§ **Entries shown**:
----------

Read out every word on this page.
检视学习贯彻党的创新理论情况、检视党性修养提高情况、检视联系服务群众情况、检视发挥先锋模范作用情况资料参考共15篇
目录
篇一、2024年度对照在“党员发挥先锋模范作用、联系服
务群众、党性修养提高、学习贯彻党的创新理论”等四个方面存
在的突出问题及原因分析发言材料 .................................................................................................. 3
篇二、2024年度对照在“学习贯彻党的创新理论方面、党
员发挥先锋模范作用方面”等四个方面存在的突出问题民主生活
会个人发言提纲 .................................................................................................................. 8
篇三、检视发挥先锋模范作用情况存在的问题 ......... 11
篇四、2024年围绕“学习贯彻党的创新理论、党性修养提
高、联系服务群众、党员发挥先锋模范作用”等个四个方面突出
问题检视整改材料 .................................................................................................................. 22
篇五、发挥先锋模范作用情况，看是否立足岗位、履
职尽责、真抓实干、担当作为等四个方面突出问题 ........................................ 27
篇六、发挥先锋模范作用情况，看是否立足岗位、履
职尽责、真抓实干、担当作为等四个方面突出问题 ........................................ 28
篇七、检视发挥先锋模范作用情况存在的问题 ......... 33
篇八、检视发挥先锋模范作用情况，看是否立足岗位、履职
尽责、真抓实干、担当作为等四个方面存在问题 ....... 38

----------

§ **The task**: In the records above, collect each line with "党员发挥先锋模范作用".

§ **Solution**:
篇一、2024年度对照在“党员发挥先锋模范作用、联系服
高、联系服务群众、党员发挥先锋模范作用”等个四个方面突出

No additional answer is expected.